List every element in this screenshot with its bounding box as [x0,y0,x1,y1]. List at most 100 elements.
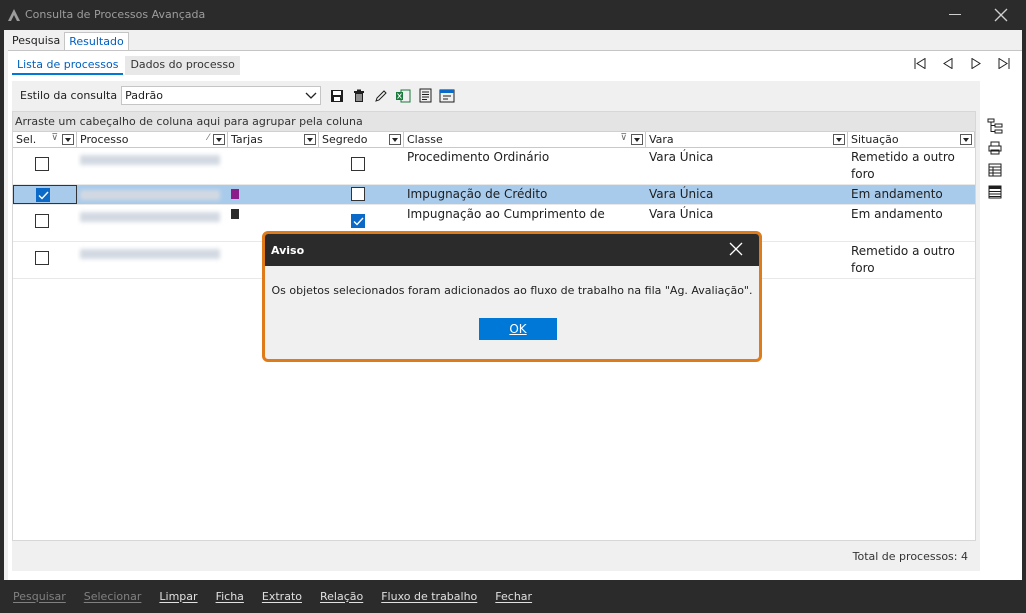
aviso-dialog: Aviso Os objetos selecionados foram adic… [262,231,762,362]
next-icon [971,57,981,69]
window-title: Consulta de Processos Avançada [25,8,206,21]
group-by-hint[interactable]: Arraste um cabeçalho de coluna aqui para… [13,112,975,132]
previous-icon [943,57,953,69]
ficha-button[interactable]: Ficha [216,590,244,603]
dialog-message: Os objetos selecionados foram adicionado… [271,284,753,297]
process-number-redacted [77,148,228,184]
previous-record-button[interactable] [934,56,962,70]
style-toolbar [326,86,458,105]
tab-pesquisa[interactable]: Pesquisa [8,32,64,50]
side-toolbar [984,115,1006,203]
column-tarjas[interactable]: Tarjas [228,132,319,147]
dropdown-icon[interactable] [389,134,401,145]
last-record-button[interactable] [990,56,1018,70]
selecionar-button[interactable]: Selecionar [84,590,142,603]
tarja-cell [228,148,319,184]
limpar-button[interactable]: Limpar [159,590,197,603]
next-record-button[interactable] [962,56,990,70]
tarja-marker [231,189,239,199]
bottom-toolbar: Pesquisar Selecionar Limpar Ficha Extrat… [4,584,1022,608]
ok-button[interactable]: OK [479,318,557,340]
select-checkbox[interactable] [35,251,49,265]
tarja-marker [231,209,239,219]
column-segredo[interactable]: Segredo [319,132,404,147]
tab-lista-processos[interactable]: Lista de processos [12,56,124,75]
edit-icon [375,89,387,102]
situacao-cell: Em andamento [851,207,943,221]
minimize-icon [949,14,961,15]
minimize-button[interactable] [940,3,970,27]
classe-cell: Procedimento Ordinário [407,150,550,164]
style-value: Padrão [125,89,163,102]
dropdown-icon[interactable] [213,134,225,145]
secret-checkbox[interactable] [351,157,365,171]
dialog-title: Aviso [271,243,305,257]
style-select[interactable]: Padrão [121,86,322,105]
chevron-down-icon [305,92,317,99]
column-headers: Sel. ⊽ Processo ⁄ Tarjas Segredo Classe … [13,132,975,148]
check-icon [38,191,49,200]
vara-cell: Vara Única [649,187,714,201]
edit-style-button[interactable] [370,86,392,105]
situacao-cell: Remetido a outro foro [851,244,955,275]
fechar-button[interactable]: Fechar [495,590,532,603]
column-processo[interactable]: Processo ⁄ [77,132,228,147]
save-style-button[interactable] [326,86,348,105]
total-count: Total de processos: 4 [852,550,968,563]
select-checkbox[interactable] [36,188,50,202]
close-icon [729,242,743,256]
table-row[interactable]: Impugnação de Crédito Vara Única Em anda… [13,185,975,205]
dialog-close-button[interactable] [729,242,745,258]
situacao-cell: Em andamento [851,187,943,201]
dropdown-icon[interactable] [304,134,316,145]
select-checkbox[interactable] [35,214,49,228]
tree-icon [987,118,1003,134]
tarja-cell [228,185,319,204]
table-view-button[interactable] [984,159,1006,181]
table-row[interactable]: Procedimento Ordinário Vara Única Remeti… [13,148,975,185]
classe-cell: Impugnação de Crédito [407,187,548,201]
delete-style-button[interactable] [348,86,370,105]
first-record-button[interactable] [906,56,934,70]
app-logo-icon [8,9,20,21]
top-tabs: Pesquisa Resultado [8,32,129,50]
export-excel-button[interactable] [392,86,414,105]
column-vara[interactable]: Vara [646,132,848,147]
tab-dados-processo[interactable]: Dados do processo [125,56,240,75]
extrato-button[interactable]: Extrato [262,590,302,603]
process-number-redacted [77,205,228,241]
dropdown-icon[interactable] [833,134,845,145]
situacao-cell: Remetido a outro foro [851,150,955,181]
last-icon [998,57,1010,69]
tree-view-button[interactable] [984,115,1006,137]
print-button[interactable] [984,137,1006,159]
dialog-title-bar: Aviso [265,234,759,266]
first-icon [914,57,926,69]
column-classe[interactable]: Classe ⊽ [404,132,646,147]
secret-checkbox[interactable] [351,214,365,228]
dropdown-icon[interactable] [960,134,972,145]
column-situacao[interactable]: Situação [848,132,975,147]
pesquisar-button[interactable]: Pesquisar [13,590,66,603]
window-button[interactable] [436,86,458,105]
sort-icon: ⁄ [207,133,209,143]
close-window-button[interactable] [986,3,1016,27]
record-navigation [906,56,1018,70]
title-bar: Consulta de Processos Avançada [0,0,1026,30]
document-button[interactable] [414,86,436,105]
delete-icon [354,89,365,102]
relacao-button[interactable]: Relação [320,590,363,603]
filter-icon: ⊽ [51,133,58,143]
sub-tabs: Lista de processos Dados do processo [12,56,242,75]
secret-checkbox[interactable] [351,187,365,201]
check-icon [353,217,364,226]
tab-resultado[interactable]: Resultado [64,32,129,50]
dropdown-icon[interactable] [62,134,74,145]
close-icon [994,8,1008,22]
list-view-button[interactable] [984,181,1006,203]
column-sel[interactable]: Sel. ⊽ [13,132,77,147]
query-style-row: Estilo da consulta Padrão [20,86,458,105]
fluxo-trabalho-button[interactable]: Fluxo de trabalho [381,590,477,603]
dropdown-icon[interactable] [631,134,643,145]
select-checkbox[interactable] [35,157,49,171]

•••

--- Work required ---
Can you transcribe every line of the records above exactly as they appear, leaving out the pictures?

--- Task answer ---
List every element in this screenshot with its bounding box as [x0,y0,x1,y1]. List at most 100 elements.
aviso-dialog: Aviso Os objetos selecionados foram adic… [262,231,762,362]
next-icon [971,57,981,69]
window-title: Consulta de Processos Avançada [25,8,206,21]
group-by-hint[interactable]: Arraste um cabeçalho de coluna aqui para… [13,112,975,132]
previous-icon [943,57,953,69]
ficha-button[interactable]: Ficha [216,590,244,603]
dialog-message: Os objetos selecionados foram adicionado… [271,284,753,297]
process-number-redacted [77,148,228,184]
previous-record-button[interactable] [934,56,962,70]
style-toolbar [326,86,458,105]
tab-pesquisa[interactable]: Pesquisa [8,32,64,50]
side-toolbar [984,115,1006,203]
column-tarjas[interactable]: Tarjas [228,132,319,147]
dropdown-icon[interactable] [389,134,401,145]
last-record-button[interactable] [990,56,1018,70]
selecionar-button[interactable]: Selecionar [84,590,142,603]
tarja-cell [228,148,319,184]
limpar-button[interactable]: Limpar [159,590,197,603]
next-record-button[interactable] [962,56,990,70]
tarja-marker [231,189,239,199]
bottom-toolbar: Pesquisar Selecionar Limpar Ficha Extrat… [4,584,1022,608]
ok-button[interactable]: OK [479,318,557,340]
select-checkbox[interactable] [35,251,49,265]
tarja-marker [231,209,239,219]
column-segredo[interactable]: Segredo [319,132,404,147]
tab-lista-processos[interactable]: Lista de processos [12,56,124,75]
edit-icon [375,89,387,102]
situacao-cell: Em andamento [851,207,943,221]
minimize-icon [949,14,961,15]
minimize-button[interactable] [940,3,970,27]
classe-cell: Procedimento Ordinário [407,150,550,164]
style-value: Padrão [125,89,163,102]
dropdown-icon[interactable] [213,134,225,145]
secret-checkbox[interactable] [351,157,365,171]
dialog-title: Aviso [271,243,305,257]
style-select[interactable]: Padrão [121,86,322,105]
chevron-down-icon [305,92,317,99]
column-headers: Sel. ⊽ Processo ⁄ Tarjas Segredo Classe … [13,132,975,148]
check-icon [38,191,49,200]
vara-cell: Vara Única [649,187,714,201]
edit-style-button[interactable] [370,86,392,105]
situacao-cell: Remetido a outro foro [851,244,955,275]
fechar-button[interactable]: Fechar [495,590,532,603]
column-processo[interactable]: Processo ⁄ [77,132,228,147]
save-style-button[interactable] [326,86,348,105]
total-count: Total de processos: 4 [852,550,968,563]
select-checkbox[interactable] [36,188,50,202]
close-icon [729,242,743,256]
table-row[interactable]: Impugnação de Crédito Vara Única Em anda… [13,185,975,205]
dialog-close-button[interactable] [729,242,745,258]
situacao-cell: Em andamento [851,187,943,201]
dropdown-icon[interactable] [304,134,316,145]
select-checkbox[interactable] [35,214,49,228]
tree-icon [987,118,1003,134]
tarja-cell [228,185,319,204]
table-view-button[interactable] [984,159,1006,181]
table-row[interactable]: Procedimento Ordinário Vara Única Remeti… [13,148,975,185]
classe-cell: Impugnação de Crédito [407,187,548,201]
delete-style-button[interactable] [348,86,370,105]
first-record-button[interactable] [906,56,934,70]
app-logo-icon [8,9,20,21]
top-tabs: Pesquisa Resultado [8,32,129,50]
export-excel-button[interactable] [392,86,414,105]
column-vara[interactable]: Vara [646,132,848,147]
tab-dados-processo[interactable]: Dados do processo [125,56,240,75]
extrato-button[interactable]: Extrato [262,590,302,603]
process-number-redacted [77,205,228,241]
dropdown-icon[interactable] [833,134,845,145]
situacao-cell: Remetido a outro foro [851,150,955,181]
last-icon [998,57,1010,69]
tree-view-button[interactable] [984,115,1006,137]
print-button[interactable] [984,137,1006,159]
dialog-title-bar: Aviso [265,234,759,266]
first-icon [914,57,926,69]
column-classe[interactable]: Classe ⊽ [404,132,646,147]
secret-checkbox[interactable] [351,214,365,228]
dropdown-icon[interactable] [960,134,972,145]
column-situacao[interactable]: Situação [848,132,975,147]
pesquisar-button[interactable]: Pesquisar [13,590,66,603]
window-button[interactable] [436,86,458,105]
sort-icon: ⁄ [207,133,209,143]
close-window-button[interactable] [986,3,1016,27]
record-navigation [906,56,1018,70]
title-bar: Consulta de Processos Avançada [0,0,1026,30]
document-button[interactable] [414,86,436,105]
delete-icon [354,89,365,102]
relacao-button[interactable]: Relação [320,590,363,603]
filter-icon: ⊽ [51,133,58,143]
sub-tabs: Lista de processos Dados do processo [12,56,242,75]
secret-checkbox[interactable] [351,187,365,201]
check-icon [353,217,364,226]
tab-resultado[interactable]: Resultado [64,32,129,50]
dropdown-icon[interactable] [62,134,74,145]
close-icon [994,8,1008,22]
list-view-button[interactable] [984,181,1006,203]
column-sel[interactable]: Sel. ⊽ [13,132,77,147]
query-style-row: Estilo da consulta Padrão [20,86,458,105]
fluxo-trabalho-button[interactable]: Fluxo de trabalho [381,590,477,603]
dropdown-icon[interactable] [631,134,643,145]
select-checkbox[interactable] [35,157,49,171]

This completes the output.